## What is required
Identify the lines that contain the string "каждом" and copy all of them.

(Recorded data)
* Begin *

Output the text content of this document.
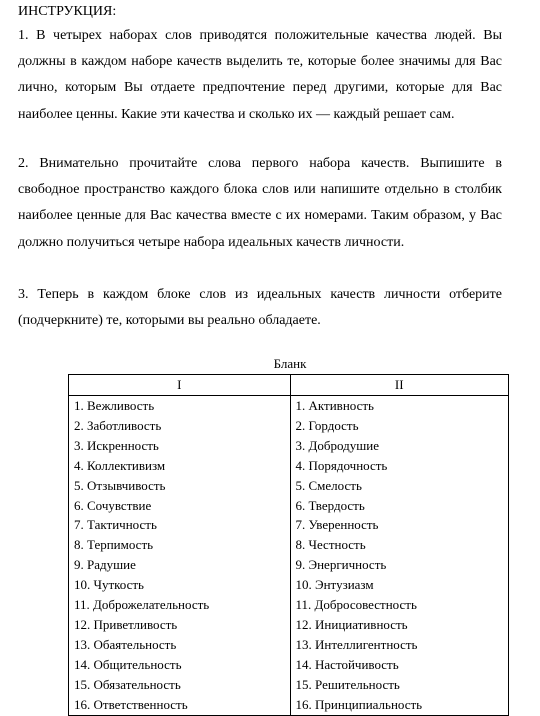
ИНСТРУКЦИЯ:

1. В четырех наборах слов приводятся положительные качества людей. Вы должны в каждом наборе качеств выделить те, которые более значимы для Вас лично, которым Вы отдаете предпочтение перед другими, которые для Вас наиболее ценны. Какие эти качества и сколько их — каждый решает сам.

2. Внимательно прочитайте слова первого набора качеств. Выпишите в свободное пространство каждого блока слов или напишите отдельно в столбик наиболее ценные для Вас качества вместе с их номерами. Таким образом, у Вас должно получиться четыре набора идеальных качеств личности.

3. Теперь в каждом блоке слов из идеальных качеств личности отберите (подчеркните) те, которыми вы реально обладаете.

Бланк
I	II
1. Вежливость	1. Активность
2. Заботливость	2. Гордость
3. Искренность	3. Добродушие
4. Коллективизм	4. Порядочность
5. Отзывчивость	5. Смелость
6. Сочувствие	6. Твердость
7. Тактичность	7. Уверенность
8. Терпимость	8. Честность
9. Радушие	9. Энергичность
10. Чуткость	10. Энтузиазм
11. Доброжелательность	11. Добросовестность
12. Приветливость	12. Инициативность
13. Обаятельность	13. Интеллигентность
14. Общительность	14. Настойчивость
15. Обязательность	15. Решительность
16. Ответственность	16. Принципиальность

* End *

## Solution to the problem
1. В четырех наборах слов приводятся положительные качества людей. Вы должны в каждом наборе качеств выделить те, которые более значимы для Вас лично, которым Вы отдаете предпочтение перед другими, которые для Вас наиболее ценны. Какие эти качества и сколько их — каждый решает сам.
3. Теперь в каждом блоке слов из идеальных качеств личности отберите (подчеркните) те, которыми вы реально обладаете.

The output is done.